### QUOTED TEXT
* * *

Transparency is key: Startup leaders need to get real during recruitment

- August 11, 2022 3 MIN READ

Startup leaders being real right from the beginning benefits both the candidates and the company, writes Ben Lipschitz.

Working in a startup or high-growth business is a whole different ball game to your big corporations. Expectations can sometimes be higher, there’s nowhere to hide in a small team, teamwork and cohesion are essential, and the highs and lows of business are more intense and unpredictable.

Communicating this to new or current staff falls on the shoulders of the CEOs, founders and leaders. Failing to be transparent about these realities can lead to disillusioned staff and resignations.

As a business leader, you might have a smart business plan and a deep understanding of the pressure of this environment – the pace at which things move, the sense of urgency, the attention to detail required to be successful and the need to be adaptable and flexible. But you can’t do it all. So it’s imperative to assemble a crack team capable of implementing your vision and bringing fresh ideas to the table.

Building that team is challenging, the talent shortage we’re currently experiencing is driving a mercenary-style culture where the best people are being head-hunted and offered competitive salaries.

So how can a founder or CEO stop the business they’re trying to build from turning into a revolving door of departures and arrivals that cripples creativity and kills momentum?

Be real during recruitment

For me, building and retaining a talented team and a strong culture starts in our interviews with prospective employees. We always aim to create an honest two-way dialogue that outlines realistic expectations and sets the basis for how we’ll go forward.

I’ve never been one to sugar-coat reality, but it’s still a challenge to tell someone you’re trying to recruit the unvarnished truth about what it’s going to be like to work in a startup. That it’s probably going to challenge them like never before. That the goalposts are going to continuously shift.  That they’re going to need to get dirty in the trenches one minute, or step up the next. That in a small, high-performance team there’s nowhere to hide, so they’ll need to own their failures as well as their successes.

* * *

### DATA SHOWN

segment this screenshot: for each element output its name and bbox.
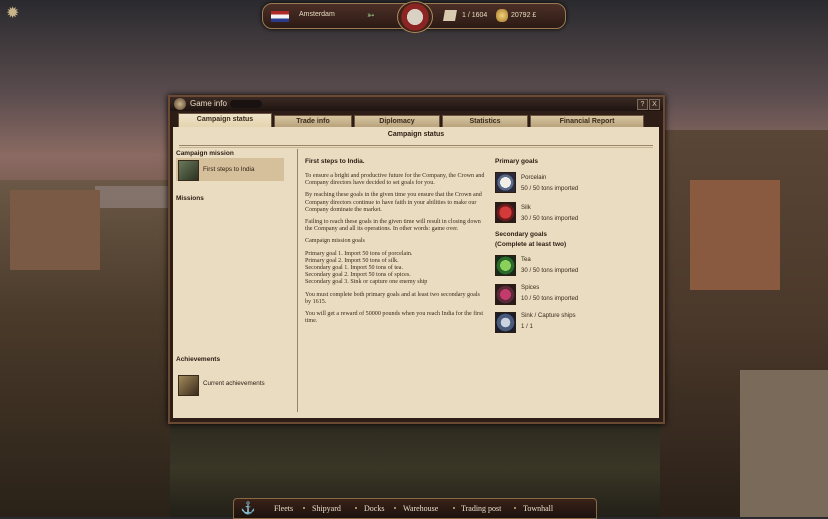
mission-paragraph: Campaign mission goals [305,238,365,245]
secondary-goals-title: Secondary goals [495,231,548,238]
primary-goals-title: Primary goals [495,158,538,165]
nav-warehouse[interactable]: Warehouse [403,504,438,513]
left-panel: Campaign mission First steps to India Mi… [173,149,298,412]
close-button[interactable]: X [649,99,660,110]
campaign-mission-title: Campaign mission [176,150,234,157]
secondary-goals-note: (Complete at least two) [495,241,567,248]
goal-progress: 1 / 1 [521,323,533,330]
nav-separator [303,507,305,509]
ship-count: 1 / 1604 [462,12,488,19]
content-header: Campaign status [387,131,445,138]
goal-name: Silk [521,204,531,211]
goal-name: Sink / Capture ships [521,312,576,319]
current-achievements-item[interactable]: Current achievements [203,380,265,387]
goal-progress: 10 / 50 tons imported [521,295,579,302]
nav-separator [453,507,455,509]
wind-indicator-icon: ➳ [367,10,375,20]
achievement-medal-icon [178,375,199,396]
nation-crest-icon[interactable] [397,1,433,33]
achievements-title: Achievements [176,356,221,363]
window-emblem-icon [174,98,186,110]
background-building [10,190,100,270]
goal-name: Tea [521,256,531,263]
background-sea [95,186,175,208]
nav-shipyard[interactable]: Shipyard [312,504,341,513]
mission-paragraph: To ensure a bright and productive future… [305,173,485,187]
settings-gear-icon[interactable]: ✹ [6,6,22,22]
mission-goal: Secondary goal 2. Import 50 tons of spic… [305,272,411,279]
goal-name: Spices [521,284,540,291]
mission-paragraph: By reaching these goals in the given tim… [305,192,482,213]
porcelain-icon [495,172,516,193]
nav-separator [514,507,516,509]
spices-icon [495,284,516,305]
mission-scroll-icon [178,160,199,181]
tab-campaign-status[interactable]: Campaign status [178,113,272,128]
current-city[interactable]: Amsterdam [299,11,335,18]
window-titlebar[interactable]: Game info ? X [170,97,663,111]
company-logo-icon: ⚓ [240,501,256,515]
dutch-flag-icon [271,11,289,22]
divider [179,147,653,148]
goal-progress: 30 / 50 tons imported [521,215,579,222]
mission-goal: Primary goal 2. Import 50 tons of silk. [305,257,399,264]
mission-paragraph: Failing to reach these goals in the give… [305,219,481,233]
nav-separator [394,507,396,509]
help-button[interactable]: ? [637,99,648,110]
titlebar-decoration [230,100,262,108]
coins-icon [496,9,508,22]
mission-goal: Secondary goal 3. Sink or capture one en… [305,279,428,286]
campaign-mission-label[interactable]: First steps to India [203,166,254,173]
background-building [740,370,828,517]
mission-title: First steps to India. [305,158,365,165]
goal-progress: 50 / 50 tons imported [521,185,579,192]
game-info-window: Game info ? X Campaign status Trade info… [168,95,665,424]
silk-icon [495,202,516,223]
mission-goal: Primary goal 1. Import 50 tons of porcel… [305,250,413,257]
ship-icon [495,312,516,333]
background-building [690,180,780,290]
ships-icon [443,10,457,21]
money-amount: 20792 £ [511,12,537,19]
goal-progress: 30 / 50 tons imported [521,267,579,274]
nav-fleets[interactable]: Fleets [274,504,293,513]
top-status-bar: Amsterdam ➳ 1 / 1604 20792 £ [262,1,566,33]
goal-name: Porcelain [521,174,547,181]
bottom-nav-bar: ⚓ Fleets Shipyard Docks Warehouse Tradin… [233,498,597,519]
nav-trading-post[interactable]: Trading post [461,504,501,513]
mission-paragraph: You will get a reward of 50000 pounds wh… [305,311,484,325]
nav-docks[interactable]: Docks [364,504,384,513]
tab-bar: Campaign status Trade info Diplomacy Sta… [174,113,659,128]
mission-description: To ensure a bright and productive future… [305,173,485,330]
nav-townhall[interactable]: Townhall [523,504,553,513]
nav-separator [355,507,357,509]
missions-title: Missions [176,195,204,202]
window-title: Game info [190,99,227,108]
tea-icon [495,255,516,276]
mission-paragraph: You must complete both primary goals and… [305,291,480,305]
tab-content: Campaign status Campaign mission First s… [173,127,659,418]
divider [179,145,653,146]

* * *

### TASK OBJECTIVE
Continue the article on transparency in startup recruitment from the point where it stops.

### THE RESULT
When you’re up-front about what it’s really going to be like, you quickly see the ones who are hungry to learn, eager to grow and willing to lean into the challenge.

Balance the rough with the smooth

You may not be able to match the salary of a big tech multinational, so be honest with staff about what they are going to get out of growing with your startup.

Map out how their career and salary can progress, and explain that the harder they work the more successful the business will be. Business growth will create more opportunities for everyone to grow and find their place. Work ethic and skills go a long way in building future success and personal fulfillment, so explaining how valuable this is can actively slow the revolving door of staff.

Don’t expect anyone to sign over their entire career to your business. After a certain time they may move on, so do everything you can to teach them how to succeed in their future career. Including what it takes to build and run a successful business.

Recruitment is just the start

This approach has been very successful in not only attracting some great talent to FoodByUs, but also in making sure unsuitable candidates leave the hiring process at an early stage.

But getting the right people through the door is one thing, building a strong and cohesive team is another. If the day-to-day reality doesn’t match the promises you made in the preliminaries, the revolving door starts to spin again and everything you’re working towards grinds to a halt while you go back out to market to plug the gaps. That’s why it’s so important for startup leaders to get real right from the beginning.

For us, that means creating a culture that empowers and supports every team member daily. It’s easy to forget that appreciation and respect go a long way towards building loyalty.

Cohesion is another big target and one that needs a lot of attention. Carving out time from everyone’s hectic schedules for team bonding opportunities is important. It also requires leaders to check in regularly with staff and to empathise, listen and understand their needs. Keeping the team unified relies on every individual feeling comfortable and empowered in their role.

In my experience, attempting to buy respect and loyalty is usually a bad investment. But with honesty, care and support that starts from day one, they can certainly be earned.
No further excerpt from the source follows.